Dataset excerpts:

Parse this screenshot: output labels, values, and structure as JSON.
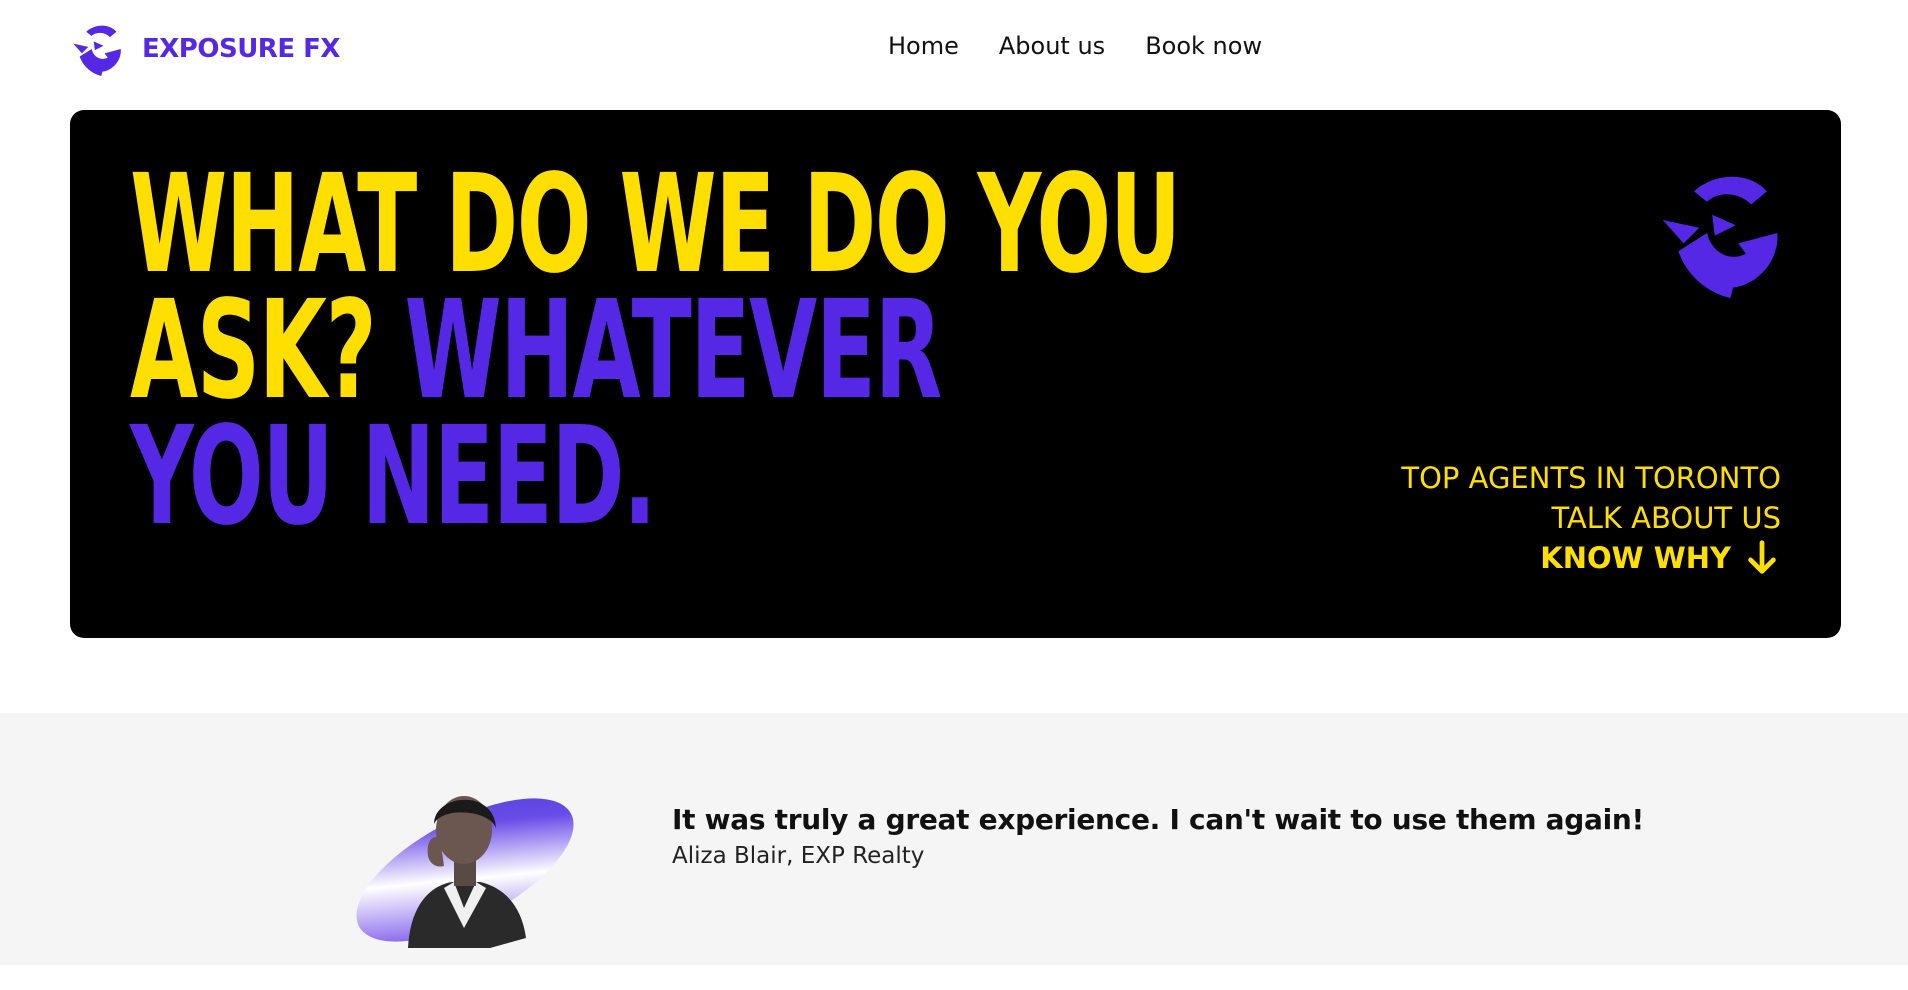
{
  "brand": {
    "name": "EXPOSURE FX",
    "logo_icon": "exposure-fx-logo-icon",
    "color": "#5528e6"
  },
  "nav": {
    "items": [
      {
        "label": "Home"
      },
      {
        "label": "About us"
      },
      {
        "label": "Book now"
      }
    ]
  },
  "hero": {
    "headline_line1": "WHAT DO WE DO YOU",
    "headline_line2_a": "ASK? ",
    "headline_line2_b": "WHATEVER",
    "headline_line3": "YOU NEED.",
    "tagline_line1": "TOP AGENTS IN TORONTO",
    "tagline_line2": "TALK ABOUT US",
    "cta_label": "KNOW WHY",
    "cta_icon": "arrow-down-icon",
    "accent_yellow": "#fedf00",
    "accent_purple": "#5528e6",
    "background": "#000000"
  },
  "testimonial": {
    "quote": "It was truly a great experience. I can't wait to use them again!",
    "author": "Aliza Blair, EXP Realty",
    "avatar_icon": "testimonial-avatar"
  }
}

What to do - All preceding records should be duplicated verbatim, images excepted.

Exercise solution -
Parse this screenshot: output labels, values, and structure as JSON.
{
  "brand": {
    "name": "EXPOSURE FX",
    "logo_icon": "exposure-fx-logo-icon",
    "color": "#5528e6"
  },
  "nav": {
    "items": [
      {
        "label": "Home"
      },
      {
        "label": "About us"
      },
      {
        "label": "Book now"
      }
    ]
  },
  "hero": {
    "headline_line1": "WHAT DO WE DO YOU",
    "headline_line2_a": "ASK? ",
    "headline_line2_b": "WHATEVER",
    "headline_line3": "YOU NEED.",
    "tagline_line1": "TOP AGENTS IN TORONTO",
    "tagline_line2": "TALK ABOUT US",
    "cta_label": "KNOW WHY",
    "cta_icon": "arrow-down-icon",
    "accent_yellow": "#fedf00",
    "accent_purple": "#5528e6",
    "background": "#000000"
  },
  "testimonial": {
    "quote": "It was truly a great experience. I can't wait to use them again!",
    "author": "Aliza Blair, EXP Realty",
    "avatar_icon": "testimonial-avatar"
  }
}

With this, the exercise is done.